__Written exercise__
Reproduce the material word for word; the images stay out.

[START OF Supplied data]

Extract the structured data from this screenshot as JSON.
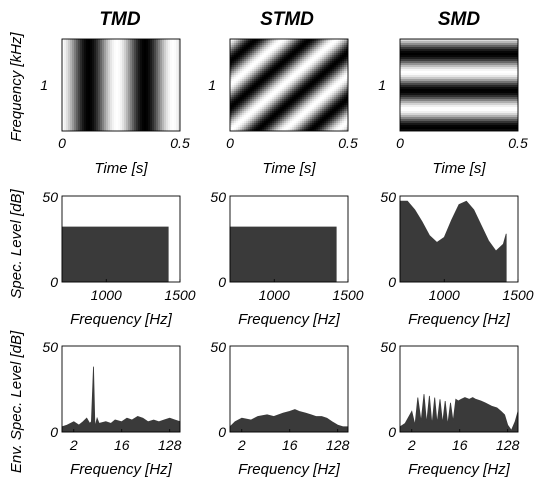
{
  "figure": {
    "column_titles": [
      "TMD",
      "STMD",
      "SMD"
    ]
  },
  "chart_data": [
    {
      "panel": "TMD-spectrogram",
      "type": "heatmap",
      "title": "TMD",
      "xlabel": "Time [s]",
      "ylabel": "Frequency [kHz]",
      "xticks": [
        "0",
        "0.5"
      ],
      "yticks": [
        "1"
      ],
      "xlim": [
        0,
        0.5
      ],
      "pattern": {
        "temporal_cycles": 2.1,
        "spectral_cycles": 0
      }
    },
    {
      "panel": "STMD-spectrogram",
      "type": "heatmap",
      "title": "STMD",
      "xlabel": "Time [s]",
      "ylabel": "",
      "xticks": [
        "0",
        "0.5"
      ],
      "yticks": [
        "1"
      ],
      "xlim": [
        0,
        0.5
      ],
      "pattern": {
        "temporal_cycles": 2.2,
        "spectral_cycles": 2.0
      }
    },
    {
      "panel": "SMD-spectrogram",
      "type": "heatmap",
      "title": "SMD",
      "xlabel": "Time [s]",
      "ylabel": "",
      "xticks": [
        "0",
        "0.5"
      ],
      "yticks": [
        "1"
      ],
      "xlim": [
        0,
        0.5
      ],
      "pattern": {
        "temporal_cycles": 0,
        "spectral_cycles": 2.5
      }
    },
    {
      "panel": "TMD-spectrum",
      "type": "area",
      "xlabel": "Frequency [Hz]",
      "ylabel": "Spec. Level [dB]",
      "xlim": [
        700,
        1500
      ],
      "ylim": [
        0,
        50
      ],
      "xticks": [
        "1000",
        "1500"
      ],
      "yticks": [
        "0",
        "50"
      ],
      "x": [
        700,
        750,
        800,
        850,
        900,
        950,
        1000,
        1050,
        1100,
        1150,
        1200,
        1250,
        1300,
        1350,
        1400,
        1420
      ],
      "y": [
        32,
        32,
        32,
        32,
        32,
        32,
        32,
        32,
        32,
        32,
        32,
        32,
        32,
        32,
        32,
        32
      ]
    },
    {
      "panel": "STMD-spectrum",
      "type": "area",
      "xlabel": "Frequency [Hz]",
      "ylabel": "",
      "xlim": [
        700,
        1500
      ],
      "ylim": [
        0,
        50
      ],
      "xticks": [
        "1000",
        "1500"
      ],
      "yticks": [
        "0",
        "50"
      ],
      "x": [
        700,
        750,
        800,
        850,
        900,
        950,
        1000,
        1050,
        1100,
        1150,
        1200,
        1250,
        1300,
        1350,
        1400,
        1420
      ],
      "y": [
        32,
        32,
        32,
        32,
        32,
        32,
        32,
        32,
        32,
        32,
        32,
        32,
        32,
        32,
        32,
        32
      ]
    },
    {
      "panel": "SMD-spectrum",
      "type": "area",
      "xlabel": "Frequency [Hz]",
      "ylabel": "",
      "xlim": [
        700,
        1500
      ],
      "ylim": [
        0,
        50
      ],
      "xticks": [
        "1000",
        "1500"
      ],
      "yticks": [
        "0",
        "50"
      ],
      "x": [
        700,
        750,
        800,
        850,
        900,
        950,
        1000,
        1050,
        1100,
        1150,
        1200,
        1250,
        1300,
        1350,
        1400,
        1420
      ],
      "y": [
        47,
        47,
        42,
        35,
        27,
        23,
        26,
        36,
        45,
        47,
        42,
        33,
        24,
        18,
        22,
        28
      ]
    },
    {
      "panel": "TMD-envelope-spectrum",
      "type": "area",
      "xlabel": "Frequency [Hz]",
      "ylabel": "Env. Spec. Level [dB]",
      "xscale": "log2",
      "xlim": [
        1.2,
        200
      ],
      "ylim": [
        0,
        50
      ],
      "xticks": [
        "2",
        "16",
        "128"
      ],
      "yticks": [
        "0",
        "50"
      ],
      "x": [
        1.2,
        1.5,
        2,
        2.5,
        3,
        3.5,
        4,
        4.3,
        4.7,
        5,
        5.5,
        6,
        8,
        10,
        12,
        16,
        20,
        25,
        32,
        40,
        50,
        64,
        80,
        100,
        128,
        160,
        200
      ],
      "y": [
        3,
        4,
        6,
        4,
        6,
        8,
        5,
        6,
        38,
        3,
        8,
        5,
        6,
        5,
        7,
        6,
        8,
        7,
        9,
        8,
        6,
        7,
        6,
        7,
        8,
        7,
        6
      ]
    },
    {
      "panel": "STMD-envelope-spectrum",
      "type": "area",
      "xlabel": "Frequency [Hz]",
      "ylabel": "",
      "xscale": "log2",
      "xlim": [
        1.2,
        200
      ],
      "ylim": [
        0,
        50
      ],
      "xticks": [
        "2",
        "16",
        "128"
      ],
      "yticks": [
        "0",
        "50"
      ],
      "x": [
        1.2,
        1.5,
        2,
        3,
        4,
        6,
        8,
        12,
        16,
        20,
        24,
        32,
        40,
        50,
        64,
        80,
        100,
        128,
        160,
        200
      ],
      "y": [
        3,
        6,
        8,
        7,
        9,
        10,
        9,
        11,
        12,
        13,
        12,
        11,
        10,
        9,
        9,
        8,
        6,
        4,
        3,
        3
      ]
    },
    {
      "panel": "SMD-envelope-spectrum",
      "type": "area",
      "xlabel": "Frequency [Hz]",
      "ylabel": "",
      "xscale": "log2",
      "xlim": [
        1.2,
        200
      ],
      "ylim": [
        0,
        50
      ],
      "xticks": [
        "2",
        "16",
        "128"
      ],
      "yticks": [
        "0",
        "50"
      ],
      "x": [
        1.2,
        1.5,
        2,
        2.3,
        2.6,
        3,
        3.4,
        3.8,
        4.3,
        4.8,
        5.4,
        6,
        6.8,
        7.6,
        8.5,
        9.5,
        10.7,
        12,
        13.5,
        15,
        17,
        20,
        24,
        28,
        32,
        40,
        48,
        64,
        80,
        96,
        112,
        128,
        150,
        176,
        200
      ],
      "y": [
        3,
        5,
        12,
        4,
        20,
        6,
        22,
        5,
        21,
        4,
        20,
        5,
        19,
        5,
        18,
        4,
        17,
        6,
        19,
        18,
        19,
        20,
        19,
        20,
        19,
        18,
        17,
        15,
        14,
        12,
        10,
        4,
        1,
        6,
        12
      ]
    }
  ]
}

[END OF Supplied data]

__Result below__
Extract the structured data from this screenshot as JSON.
{
  "figure": {
    "column_titles": [
      "TMD",
      "STMD",
      "SMD"
    ]
  },
  "chart_data": [
    {
      "panel": "TMD-spectrogram",
      "type": "heatmap",
      "title": "TMD",
      "xlabel": "Time [s]",
      "ylabel": "Frequency [kHz]",
      "xticks": [
        "0",
        "0.5"
      ],
      "yticks": [
        "1"
      ],
      "xlim": [
        0,
        0.5
      ],
      "pattern": {
        "temporal_cycles": 2.1,
        "spectral_cycles": 0
      }
    },
    {
      "panel": "STMD-spectrogram",
      "type": "heatmap",
      "title": "STMD",
      "xlabel": "Time [s]",
      "ylabel": "",
      "xticks": [
        "0",
        "0.5"
      ],
      "yticks": [
        "1"
      ],
      "xlim": [
        0,
        0.5
      ],
      "pattern": {
        "temporal_cycles": 2.2,
        "spectral_cycles": 2.0
      }
    },
    {
      "panel": "SMD-spectrogram",
      "type": "heatmap",
      "title": "SMD",
      "xlabel": "Time [s]",
      "ylabel": "",
      "xticks": [
        "0",
        "0.5"
      ],
      "yticks": [
        "1"
      ],
      "xlim": [
        0,
        0.5
      ],
      "pattern": {
        "temporal_cycles": 0,
        "spectral_cycles": 2.5
      }
    },
    {
      "panel": "TMD-spectrum",
      "type": "area",
      "xlabel": "Frequency [Hz]",
      "ylabel": "Spec. Level [dB]",
      "xlim": [
        700,
        1500
      ],
      "ylim": [
        0,
        50
      ],
      "xticks": [
        "1000",
        "1500"
      ],
      "yticks": [
        "0",
        "50"
      ],
      "x": [
        700,
        750,
        800,
        850,
        900,
        950,
        1000,
        1050,
        1100,
        1150,
        1200,
        1250,
        1300,
        1350,
        1400,
        1420
      ],
      "y": [
        32,
        32,
        32,
        32,
        32,
        32,
        32,
        32,
        32,
        32,
        32,
        32,
        32,
        32,
        32,
        32
      ]
    },
    {
      "panel": "STMD-spectrum",
      "type": "area",
      "xlabel": "Frequency [Hz]",
      "ylabel": "",
      "xlim": [
        700,
        1500
      ],
      "ylim": [
        0,
        50
      ],
      "xticks": [
        "1000",
        "1500"
      ],
      "yticks": [
        "0",
        "50"
      ],
      "x": [
        700,
        750,
        800,
        850,
        900,
        950,
        1000,
        1050,
        1100,
        1150,
        1200,
        1250,
        1300,
        1350,
        1400,
        1420
      ],
      "y": [
        32,
        32,
        32,
        32,
        32,
        32,
        32,
        32,
        32,
        32,
        32,
        32,
        32,
        32,
        32,
        32
      ]
    },
    {
      "panel": "SMD-spectrum",
      "type": "area",
      "xlabel": "Frequency [Hz]",
      "ylabel": "",
      "xlim": [
        700,
        1500
      ],
      "ylim": [
        0,
        50
      ],
      "xticks": [
        "1000",
        "1500"
      ],
      "yticks": [
        "0",
        "50"
      ],
      "x": [
        700,
        750,
        800,
        850,
        900,
        950,
        1000,
        1050,
        1100,
        1150,
        1200,
        1250,
        1300,
        1350,
        1400,
        1420
      ],
      "y": [
        47,
        47,
        42,
        35,
        27,
        23,
        26,
        36,
        45,
        47,
        42,
        33,
        24,
        18,
        22,
        28
      ]
    },
    {
      "panel": "TMD-envelope-spectrum",
      "type": "area",
      "xlabel": "Frequency [Hz]",
      "ylabel": "Env. Spec. Level [dB]",
      "xscale": "log2",
      "xlim": [
        1.2,
        200
      ],
      "ylim": [
        0,
        50
      ],
      "xticks": [
        "2",
        "16",
        "128"
      ],
      "yticks": [
        "0",
        "50"
      ],
      "x": [
        1.2,
        1.5,
        2,
        2.5,
        3,
        3.5,
        4,
        4.3,
        4.7,
        5,
        5.5,
        6,
        8,
        10,
        12,
        16,
        20,
        25,
        32,
        40,
        50,
        64,
        80,
        100,
        128,
        160,
        200
      ],
      "y": [
        3,
        4,
        6,
        4,
        6,
        8,
        5,
        6,
        38,
        3,
        8,
        5,
        6,
        5,
        7,
        6,
        8,
        7,
        9,
        8,
        6,
        7,
        6,
        7,
        8,
        7,
        6
      ]
    },
    {
      "panel": "STMD-envelope-spectrum",
      "type": "area",
      "xlabel": "Frequency [Hz]",
      "ylabel": "",
      "xscale": "log2",
      "xlim": [
        1.2,
        200
      ],
      "ylim": [
        0,
        50
      ],
      "xticks": [
        "2",
        "16",
        "128"
      ],
      "yticks": [
        "0",
        "50"
      ],
      "x": [
        1.2,
        1.5,
        2,
        3,
        4,
        6,
        8,
        12,
        16,
        20,
        24,
        32,
        40,
        50,
        64,
        80,
        100,
        128,
        160,
        200
      ],
      "y": [
        3,
        6,
        8,
        7,
        9,
        10,
        9,
        11,
        12,
        13,
        12,
        11,
        10,
        9,
        9,
        8,
        6,
        4,
        3,
        3
      ]
    },
    {
      "panel": "SMD-envelope-spectrum",
      "type": "area",
      "xlabel": "Frequency [Hz]",
      "ylabel": "",
      "xscale": "log2",
      "xlim": [
        1.2,
        200
      ],
      "ylim": [
        0,
        50
      ],
      "xticks": [
        "2",
        "16",
        "128"
      ],
      "yticks": [
        "0",
        "50"
      ],
      "x": [
        1.2,
        1.5,
        2,
        2.3,
        2.6,
        3,
        3.4,
        3.8,
        4.3,
        4.8,
        5.4,
        6,
        6.8,
        7.6,
        8.5,
        9.5,
        10.7,
        12,
        13.5,
        15,
        17,
        20,
        24,
        28,
        32,
        40,
        48,
        64,
        80,
        96,
        112,
        128,
        150,
        176,
        200
      ],
      "y": [
        3,
        5,
        12,
        4,
        20,
        6,
        22,
        5,
        21,
        4,
        20,
        5,
        19,
        5,
        18,
        4,
        17,
        6,
        19,
        18,
        19,
        20,
        19,
        20,
        19,
        18,
        17,
        15,
        14,
        12,
        10,
        4,
        1,
        6,
        12
      ]
    }
  ]
}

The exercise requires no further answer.